MATERIALS PROVIDED:

☆ ☆ ☆ ☆

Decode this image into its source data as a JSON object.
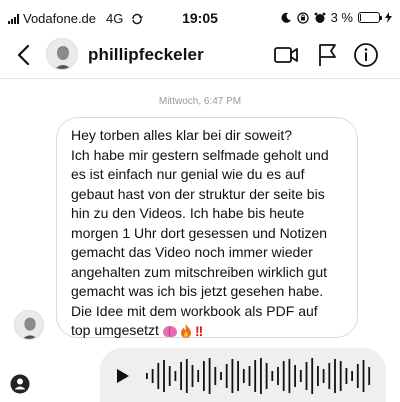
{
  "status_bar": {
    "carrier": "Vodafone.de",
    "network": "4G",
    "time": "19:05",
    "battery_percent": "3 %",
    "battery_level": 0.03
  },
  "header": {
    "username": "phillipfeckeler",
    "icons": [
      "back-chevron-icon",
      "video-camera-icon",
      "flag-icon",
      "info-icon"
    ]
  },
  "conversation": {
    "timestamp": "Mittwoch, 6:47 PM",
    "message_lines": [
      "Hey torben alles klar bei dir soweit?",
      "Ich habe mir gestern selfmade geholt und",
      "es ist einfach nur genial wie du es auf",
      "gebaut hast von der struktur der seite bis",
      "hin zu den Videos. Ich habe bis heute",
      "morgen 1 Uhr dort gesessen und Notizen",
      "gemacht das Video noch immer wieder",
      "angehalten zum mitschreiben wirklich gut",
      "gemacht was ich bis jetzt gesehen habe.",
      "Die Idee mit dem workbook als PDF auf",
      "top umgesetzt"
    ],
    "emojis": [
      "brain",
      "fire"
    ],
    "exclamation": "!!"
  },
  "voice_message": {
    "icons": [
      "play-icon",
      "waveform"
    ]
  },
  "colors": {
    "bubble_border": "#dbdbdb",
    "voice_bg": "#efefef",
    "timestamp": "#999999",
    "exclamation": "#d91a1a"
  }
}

☆ ☆ ☆ ☆

TASK DIRECTIONS: In the entries above, identify every line with the word "habe". Copy those lines.

RESULT OF THE TASK:
      "Ich habe mir gestern selfmade geholt und",
      "hin zu den Videos. Ich habe bis heute",
      "gemacht was ich bis jetzt gesehen habe.",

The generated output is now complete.